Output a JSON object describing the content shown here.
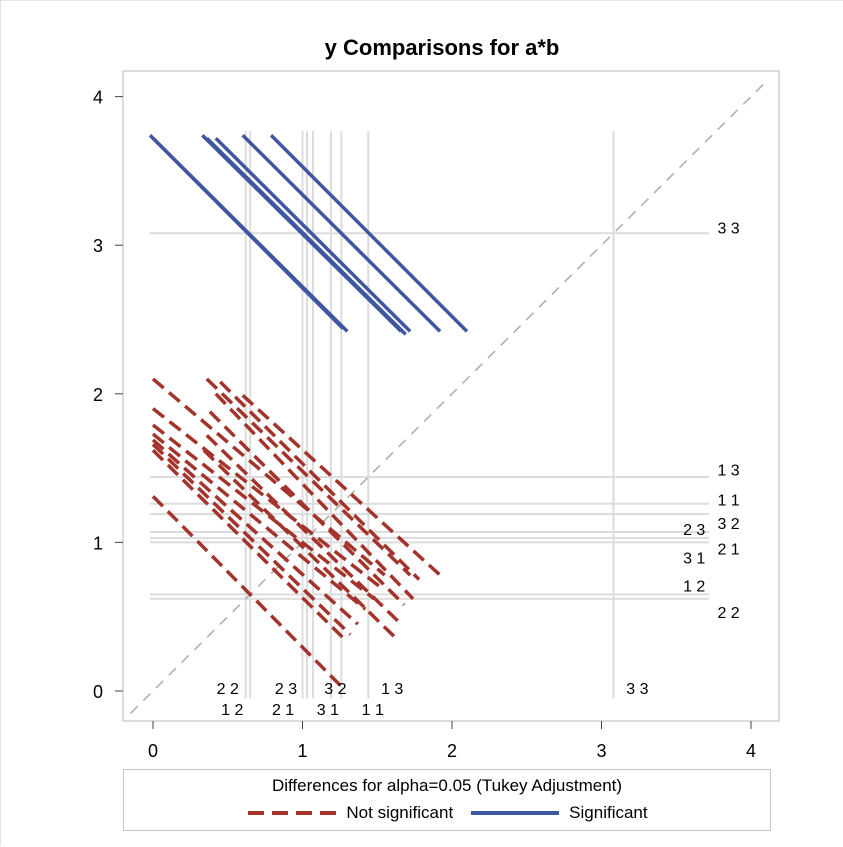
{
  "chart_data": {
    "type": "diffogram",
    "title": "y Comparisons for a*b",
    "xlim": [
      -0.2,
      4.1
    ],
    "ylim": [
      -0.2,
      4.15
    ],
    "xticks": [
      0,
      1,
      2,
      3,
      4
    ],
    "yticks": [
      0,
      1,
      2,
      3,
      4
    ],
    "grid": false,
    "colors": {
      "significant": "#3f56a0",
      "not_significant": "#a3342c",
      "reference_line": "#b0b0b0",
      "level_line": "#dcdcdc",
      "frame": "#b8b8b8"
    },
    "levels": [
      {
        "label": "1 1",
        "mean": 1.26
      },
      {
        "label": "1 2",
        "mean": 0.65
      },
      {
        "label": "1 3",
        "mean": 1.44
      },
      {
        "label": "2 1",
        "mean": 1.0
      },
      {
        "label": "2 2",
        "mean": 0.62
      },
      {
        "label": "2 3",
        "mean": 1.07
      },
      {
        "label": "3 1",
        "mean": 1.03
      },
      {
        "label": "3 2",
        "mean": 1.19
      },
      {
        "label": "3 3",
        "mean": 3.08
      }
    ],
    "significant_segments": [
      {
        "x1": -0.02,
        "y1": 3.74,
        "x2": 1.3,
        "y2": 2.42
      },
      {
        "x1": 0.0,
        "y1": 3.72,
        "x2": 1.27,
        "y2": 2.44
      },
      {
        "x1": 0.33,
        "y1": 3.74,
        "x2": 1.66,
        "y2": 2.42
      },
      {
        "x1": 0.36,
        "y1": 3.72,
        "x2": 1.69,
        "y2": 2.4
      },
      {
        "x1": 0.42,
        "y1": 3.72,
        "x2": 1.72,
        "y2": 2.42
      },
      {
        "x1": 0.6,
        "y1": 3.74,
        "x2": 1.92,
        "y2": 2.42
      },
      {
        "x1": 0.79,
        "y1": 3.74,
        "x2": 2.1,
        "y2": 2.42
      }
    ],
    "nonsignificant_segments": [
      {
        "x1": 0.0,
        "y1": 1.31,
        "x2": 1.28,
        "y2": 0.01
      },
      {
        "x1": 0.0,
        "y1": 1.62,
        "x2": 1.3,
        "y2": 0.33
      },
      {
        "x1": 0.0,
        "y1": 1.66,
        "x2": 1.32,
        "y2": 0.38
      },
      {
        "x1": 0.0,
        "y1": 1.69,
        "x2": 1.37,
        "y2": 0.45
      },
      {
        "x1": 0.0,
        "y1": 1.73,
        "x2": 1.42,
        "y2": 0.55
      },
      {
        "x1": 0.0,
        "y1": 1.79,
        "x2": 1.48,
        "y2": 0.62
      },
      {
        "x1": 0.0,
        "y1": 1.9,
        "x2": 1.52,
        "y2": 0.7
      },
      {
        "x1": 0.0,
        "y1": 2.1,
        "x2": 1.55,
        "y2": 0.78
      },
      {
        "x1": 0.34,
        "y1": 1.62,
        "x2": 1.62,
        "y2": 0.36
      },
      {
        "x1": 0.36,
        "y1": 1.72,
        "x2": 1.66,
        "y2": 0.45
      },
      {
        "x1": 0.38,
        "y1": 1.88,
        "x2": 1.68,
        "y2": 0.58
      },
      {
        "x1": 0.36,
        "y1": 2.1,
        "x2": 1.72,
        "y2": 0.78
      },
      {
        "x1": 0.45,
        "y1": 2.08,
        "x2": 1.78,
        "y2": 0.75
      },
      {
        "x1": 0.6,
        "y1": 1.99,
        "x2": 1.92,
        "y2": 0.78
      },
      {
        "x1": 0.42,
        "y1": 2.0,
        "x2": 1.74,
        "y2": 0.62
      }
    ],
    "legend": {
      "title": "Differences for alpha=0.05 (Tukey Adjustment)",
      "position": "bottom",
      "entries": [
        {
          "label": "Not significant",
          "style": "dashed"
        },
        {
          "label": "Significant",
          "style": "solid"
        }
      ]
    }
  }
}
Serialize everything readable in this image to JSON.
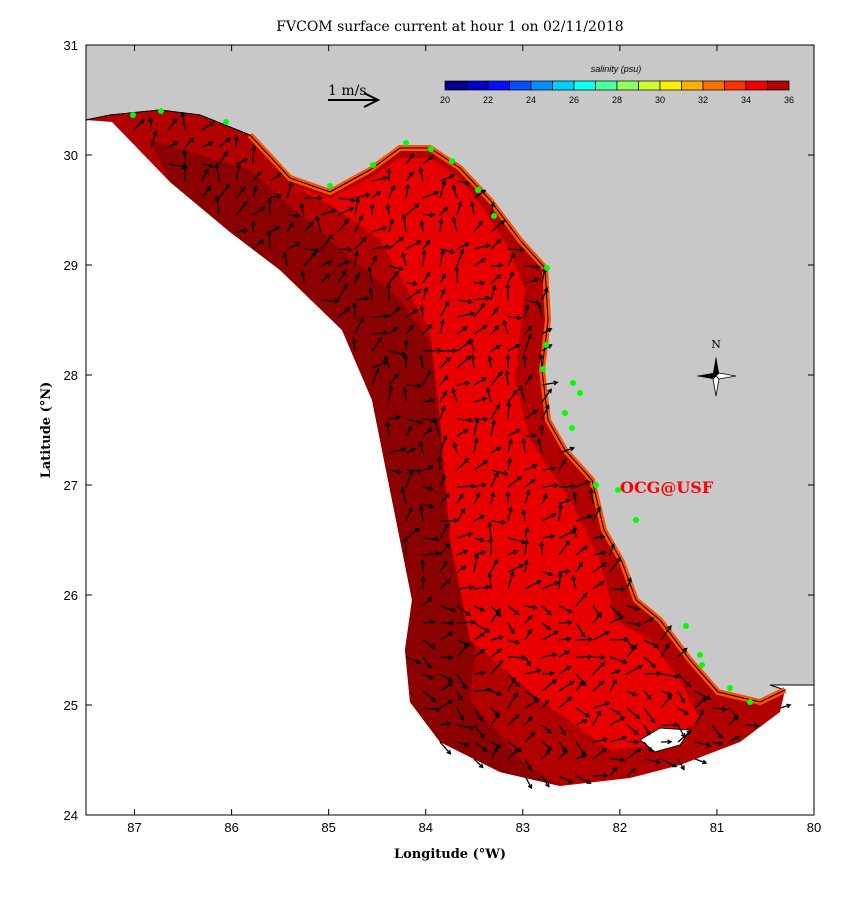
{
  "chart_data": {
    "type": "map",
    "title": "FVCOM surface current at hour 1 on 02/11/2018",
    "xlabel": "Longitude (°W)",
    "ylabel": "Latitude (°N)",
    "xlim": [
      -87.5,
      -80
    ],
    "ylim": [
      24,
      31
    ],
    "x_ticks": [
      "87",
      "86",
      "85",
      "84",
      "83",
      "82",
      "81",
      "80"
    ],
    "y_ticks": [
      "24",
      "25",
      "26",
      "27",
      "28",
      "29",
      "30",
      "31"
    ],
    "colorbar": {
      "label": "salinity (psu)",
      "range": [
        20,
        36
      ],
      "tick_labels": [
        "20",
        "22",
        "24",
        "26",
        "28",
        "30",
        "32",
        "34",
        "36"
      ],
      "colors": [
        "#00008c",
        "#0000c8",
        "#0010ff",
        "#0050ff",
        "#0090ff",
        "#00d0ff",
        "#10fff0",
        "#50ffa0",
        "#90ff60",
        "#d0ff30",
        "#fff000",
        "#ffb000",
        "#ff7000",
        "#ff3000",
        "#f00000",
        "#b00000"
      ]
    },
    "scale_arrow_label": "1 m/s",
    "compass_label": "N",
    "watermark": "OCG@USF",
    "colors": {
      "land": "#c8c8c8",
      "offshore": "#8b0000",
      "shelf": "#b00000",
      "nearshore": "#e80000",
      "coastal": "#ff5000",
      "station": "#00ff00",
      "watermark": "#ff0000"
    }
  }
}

Instructions to follow:
From the material above, reproduce everything verbatim except the pictures.

Output for this task:
Output a JSON object describing the content shown here.
{
  "chart_data": {
    "type": "diffogram",
    "title": "y Comparisons for a*b",
    "xlim": [
      -0.2,
      4.1
    ],
    "ylim": [
      -0.2,
      4.15
    ],
    "xticks": [
      0,
      1,
      2,
      3,
      4
    ],
    "yticks": [
      0,
      1,
      2,
      3,
      4
    ],
    "grid": false,
    "colors": {
      "significant": "#3f56a0",
      "not_significant": "#a3342c",
      "reference_line": "#b0b0b0",
      "level_line": "#dcdcdc",
      "frame": "#b8b8b8"
    },
    "levels": [
      {
        "label": "1 1",
        "mean": 1.26
      },
      {
        "label": "1 2",
        "mean": 0.65
      },
      {
        "label": "1 3",
        "mean": 1.44
      },
      {
        "label": "2 1",
        "mean": 1.0
      },
      {
        "label": "2 2",
        "mean": 0.62
      },
      {
        "label": "2 3",
        "mean": 1.07
      },
      {
        "label": "3 1",
        "mean": 1.03
      },
      {
        "label": "3 2",
        "mean": 1.19
      },
      {
        "label": "3 3",
        "mean": 3.08
      }
    ],
    "significant_segments": [
      {
        "x1": -0.02,
        "y1": 3.74,
        "x2": 1.3,
        "y2": 2.42
      },
      {
        "x1": 0.0,
        "y1": 3.72,
        "x2": 1.27,
        "y2": 2.44
      },
      {
        "x1": 0.33,
        "y1": 3.74,
        "x2": 1.66,
        "y2": 2.42
      },
      {
        "x1": 0.36,
        "y1": 3.72,
        "x2": 1.69,
        "y2": 2.4
      },
      {
        "x1": 0.42,
        "y1": 3.72,
        "x2": 1.72,
        "y2": 2.42
      },
      {
        "x1": 0.6,
        "y1": 3.74,
        "x2": 1.92,
        "y2": 2.42
      },
      {
        "x1": 0.79,
        "y1": 3.74,
        "x2": 2.1,
        "y2": 2.42
      }
    ],
    "nonsignificant_segments": [
      {
        "x1": 0.0,
        "y1": 1.31,
        "x2": 1.28,
        "y2": 0.01
      },
      {
        "x1": 0.0,
        "y1": 1.62,
        "x2": 1.3,
        "y2": 0.33
      },
      {
        "x1": 0.0,
        "y1": 1.66,
        "x2": 1.32,
        "y2": 0.38
      },
      {
        "x1": 0.0,
        "y1": 1.69,
        "x2": 1.37,
        "y2": 0.45
      },
      {
        "x1": 0.0,
        "y1": 1.73,
        "x2": 1.42,
        "y2": 0.55
      },
      {
        "x1": 0.0,
        "y1": 1.79,
        "x2": 1.48,
        "y2": 0.62
      },
      {
        "x1": 0.0,
        "y1": 1.9,
        "x2": 1.52,
        "y2": 0.7
      },
      {
        "x1": 0.0,
        "y1": 2.1,
        "x2": 1.55,
        "y2": 0.78
      },
      {
        "x1": 0.34,
        "y1": 1.62,
        "x2": 1.62,
        "y2": 0.36
      },
      {
        "x1": 0.36,
        "y1": 1.72,
        "x2": 1.66,
        "y2": 0.45
      },
      {
        "x1": 0.38,
        "y1": 1.88,
        "x2": 1.68,
        "y2": 0.58
      },
      {
        "x1": 0.36,
        "y1": 2.1,
        "x2": 1.72,
        "y2": 0.78
      },
      {
        "x1": 0.45,
        "y1": 2.08,
        "x2": 1.78,
        "y2": 0.75
      },
      {
        "x1": 0.6,
        "y1": 1.99,
        "x2": 1.92,
        "y2": 0.78
      },
      {
        "x1": 0.42,
        "y1": 2.0,
        "x2": 1.74,
        "y2": 0.62
      }
    ],
    "legend": {
      "title": "Differences for alpha=0.05 (Tukey Adjustment)",
      "position": "bottom",
      "entries": [
        {
          "label": "Not significant",
          "style": "dashed"
        },
        {
          "label": "Significant",
          "style": "solid"
        }
      ]
    }
  }
}
Serialize everything readable in this image to JSON.
{
  "chart_data": {
    "type": "map",
    "title": "FVCOM surface current at hour 1 on 02/11/2018",
    "xlabel": "Longitude (°W)",
    "ylabel": "Latitude (°N)",
    "xlim": [
      -87.5,
      -80
    ],
    "ylim": [
      24,
      31
    ],
    "x_ticks": [
      "87",
      "86",
      "85",
      "84",
      "83",
      "82",
      "81",
      "80"
    ],
    "y_ticks": [
      "24",
      "25",
      "26",
      "27",
      "28",
      "29",
      "30",
      "31"
    ],
    "colorbar": {
      "label": "salinity (psu)",
      "range": [
        20,
        36
      ],
      "tick_labels": [
        "20",
        "22",
        "24",
        "26",
        "28",
        "30",
        "32",
        "34",
        "36"
      ],
      "colors": [
        "#00008c",
        "#0000c8",
        "#0010ff",
        "#0050ff",
        "#0090ff",
        "#00d0ff",
        "#10fff0",
        "#50ffa0",
        "#90ff60",
        "#d0ff30",
        "#fff000",
        "#ffb000",
        "#ff7000",
        "#ff3000",
        "#f00000",
        "#b00000"
      ]
    },
    "scale_arrow_label": "1 m/s",
    "compass_label": "N",
    "watermark": "OCG@USF",
    "colors": {
      "land": "#c8c8c8",
      "offshore": "#8b0000",
      "shelf": "#b00000",
      "nearshore": "#e80000",
      "coastal": "#ff5000",
      "station": "#00ff00",
      "watermark": "#ff0000"
    }
  }
}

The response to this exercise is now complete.